* Aim of the task *
Return every line below in which "name" appears.

Chart and figure data
[start]
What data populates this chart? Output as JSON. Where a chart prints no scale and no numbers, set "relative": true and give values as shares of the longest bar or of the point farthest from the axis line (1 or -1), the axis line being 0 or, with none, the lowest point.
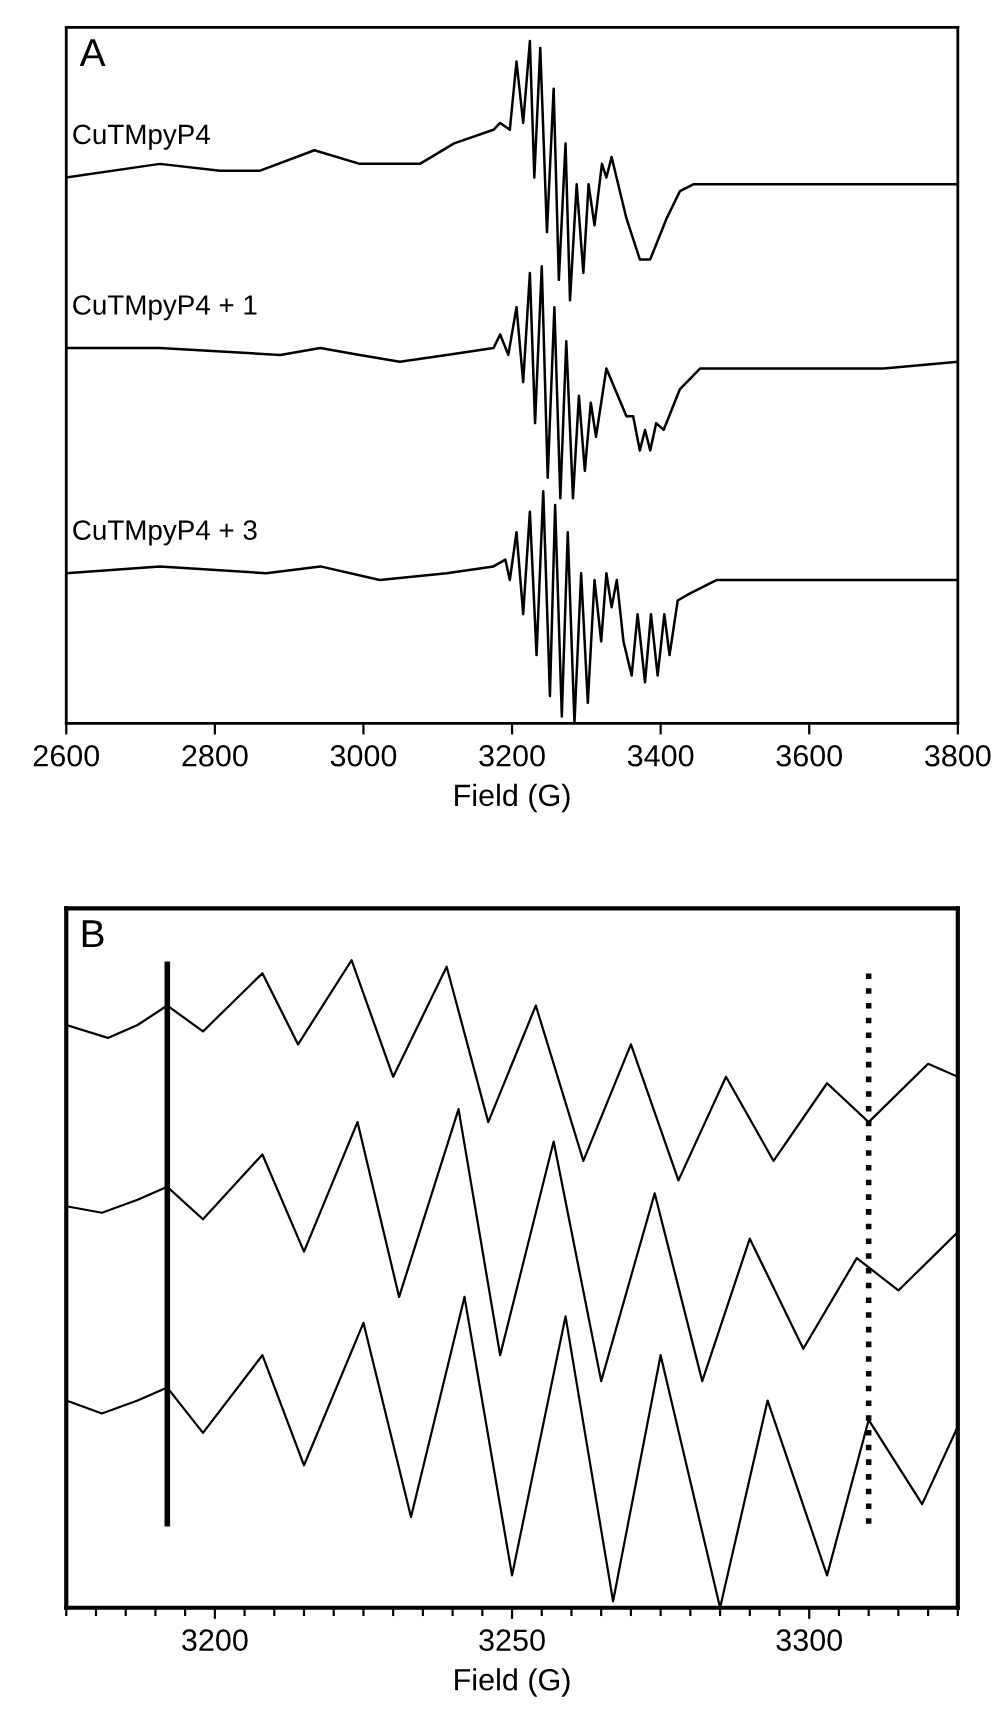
{
  "chart_data": [
    {
      "type": "line",
      "title": "A",
      "xlabel": "Field (G)",
      "relative": true,
      "xlim": [
        2600,
        3800
      ],
      "xticks": [
        2600,
        2800,
        3000,
        3200,
        3400,
        3600,
        3800
      ],
      "grid": false,
      "legend": false,
      "marker": "none",
      "line_style": "solid",
      "series": [
        {
          "name": "CuTMpyP4",
          "color": "#000000",
          "x": [
            2600,
            2726,
            2807,
            2861,
            2934,
            2995,
            3076,
            3122,
            3175,
            3184,
            3197,
            3206,
            3215,
            3224,
            3230,
            3238,
            3247,
            3256,
            3263,
            3272,
            3278,
            3287,
            3296,
            3303,
            3311,
            3321,
            3327,
            3334,
            3354,
            3372,
            3386,
            3408,
            3426,
            3444,
            3500,
            3600,
            3700,
            3800
          ],
          "values": [
            0.8,
            0.82,
            0.81,
            0.81,
            0.84,
            0.82,
            0.82,
            0.85,
            0.87,
            0.88,
            0.87,
            0.97,
            0.88,
            1.0,
            0.8,
            0.99,
            0.72,
            0.93,
            0.65,
            0.85,
            0.62,
            0.79,
            0.66,
            0.79,
            0.73,
            0.82,
            0.8,
            0.83,
            0.74,
            0.68,
            0.68,
            0.74,
            0.78,
            0.79,
            0.79,
            0.79,
            0.79,
            0.79
          ]
        },
        {
          "name": "CuTMpyP4 + 1",
          "color": "#000000",
          "x": [
            2600,
            2726,
            2888,
            2942,
            2995,
            3049,
            3112,
            3175,
            3184,
            3195,
            3206,
            3215,
            3224,
            3231,
            3240,
            3248,
            3257,
            3265,
            3273,
            3282,
            3290,
            3298,
            3306,
            3313,
            3327,
            3354,
            3363,
            3372,
            3379,
            3386,
            3394,
            3404,
            3426,
            3453,
            3516,
            3600,
            3700,
            3800
          ],
          "values": [
            0.55,
            0.55,
            0.54,
            0.55,
            0.54,
            0.53,
            0.54,
            0.55,
            0.57,
            0.54,
            0.61,
            0.5,
            0.66,
            0.44,
            0.67,
            0.36,
            0.61,
            0.33,
            0.56,
            0.33,
            0.48,
            0.37,
            0.47,
            0.42,
            0.52,
            0.45,
            0.45,
            0.4,
            0.43,
            0.4,
            0.44,
            0.43,
            0.49,
            0.52,
            0.52,
            0.52,
            0.52,
            0.53
          ]
        },
        {
          "name": "CuTMpyP4 + 3",
          "color": "#000000",
          "x": [
            2600,
            2726,
            2869,
            2942,
            3022,
            3112,
            3175,
            3191,
            3197,
            3206,
            3215,
            3224,
            3233,
            3242,
            3251,
            3258,
            3267,
            3275,
            3284,
            3293,
            3302,
            3311,
            3320,
            3327,
            3334,
            3341,
            3350,
            3361,
            3369,
            3379,
            3387,
            3396,
            3405,
            3412,
            3423,
            3439,
            3475,
            3534,
            3600,
            3700,
            3800
          ],
          "values": [
            0.22,
            0.23,
            0.22,
            0.23,
            0.21,
            0.22,
            0.23,
            0.24,
            0.21,
            0.28,
            0.16,
            0.31,
            0.1,
            0.34,
            0.04,
            0.32,
            0.01,
            0.28,
            0.0,
            0.22,
            0.03,
            0.21,
            0.12,
            0.22,
            0.17,
            0.21,
            0.12,
            0.07,
            0.16,
            0.06,
            0.16,
            0.07,
            0.16,
            0.1,
            0.18,
            0.19,
            0.21,
            0.21,
            0.21,
            0.21,
            0.21
          ]
        }
      ]
    },
    {
      "type": "line",
      "title": "B",
      "xlabel": "Field (G)",
      "relative": true,
      "xlim": [
        3175,
        3325
      ],
      "xticks": [
        {
          "value": 3175,
          "label": null
        },
        {
          "value": 3180,
          "label": null
        },
        {
          "value": 3185,
          "label": null
        },
        {
          "value": 3190,
          "label": null
        },
        {
          "value": 3195,
          "label": null
        },
        3200,
        {
          "value": 3205,
          "label": null
        },
        {
          "value": 3210,
          "label": null
        },
        {
          "value": 3215,
          "label": null
        },
        {
          "value": 3220,
          "label": null
        },
        {
          "value": 3225,
          "label": null
        },
        {
          "value": 3230,
          "label": null
        },
        {
          "value": 3235,
          "label": null
        },
        {
          "value": 3240,
          "label": null
        },
        {
          "value": 3245,
          "label": null
        },
        3250,
        {
          "value": 3255,
          "label": null
        },
        {
          "value": 3260,
          "label": null
        },
        {
          "value": 3265,
          "label": null
        },
        {
          "value": 3270,
          "label": null
        },
        {
          "value": 3275,
          "label": null
        },
        {
          "value": 3280,
          "label": null
        },
        {
          "value": 3285,
          "label": null
        },
        {
          "value": 3290,
          "label": null
        },
        {
          "value": 3295,
          "label": null
        },
        3300,
        {
          "value": 3305,
          "label": null
        },
        {
          "value": 3310,
          "label": null
        },
        {
          "value": 3315,
          "label": null
        },
        {
          "value": 3320,
          "label": null
        },
        {
          "value": 3325,
          "label": null
        }
      ],
      "grid": false,
      "legend": false,
      "marker": "none",
      "line_style": "solid",
      "ref_lines": [
        {
          "axis": "x",
          "value": 3192,
          "color": "#000000",
          "line_style": "solid"
        },
        {
          "axis": "x",
          "value": 3310,
          "color": "#000000",
          "line_style": "dotted"
        }
      ],
      "series": [
        {
          "color": "#000000",
          "x": [
            3175,
            3182,
            3187,
            3192,
            3198,
            3208,
            3214,
            3223,
            3230,
            3239,
            3246,
            3254,
            3262,
            3270,
            3278,
            3286,
            3294,
            3303,
            3310,
            3320,
            3325
          ],
          "values": [
            0.9,
            0.88,
            0.9,
            0.93,
            0.89,
            0.98,
            0.87,
            1.0,
            0.82,
            0.99,
            0.75,
            0.93,
            0.69,
            0.87,
            0.66,
            0.82,
            0.69,
            0.81,
            0.75,
            0.84,
            0.82
          ]
        },
        {
          "color": "#000000",
          "x": [
            3175,
            3181,
            3187,
            3192,
            3198,
            3208,
            3215,
            3224,
            3231,
            3241,
            3248,
            3257,
            3265,
            3274,
            3282,
            3290,
            3299,
            3308,
            3315,
            3325
          ],
          "values": [
            0.62,
            0.61,
            0.63,
            0.65,
            0.6,
            0.7,
            0.55,
            0.75,
            0.48,
            0.77,
            0.39,
            0.72,
            0.35,
            0.64,
            0.35,
            0.57,
            0.4,
            0.54,
            0.49,
            0.58
          ]
        },
        {
          "color": "#000000",
          "x": [
            3175,
            3181,
            3187,
            3192,
            3198,
            3208,
            3215,
            3225,
            3233,
            3242,
            3250,
            3259,
            3267,
            3275,
            3285,
            3293,
            3303,
            3310,
            3319,
            3325
          ],
          "values": [
            0.32,
            0.3,
            0.32,
            0.34,
            0.27,
            0.39,
            0.22,
            0.44,
            0.14,
            0.48,
            0.05,
            0.45,
            0.01,
            0.39,
            0.0,
            0.32,
            0.05,
            0.29,
            0.16,
            0.28
          ]
        }
      ]
    }
  ]
}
[end]
* Completed exercise *
          "name": "CuTMpyP4",
          "name": "CuTMpyP4 + 1",
          "name": "CuTMpyP4 + 3",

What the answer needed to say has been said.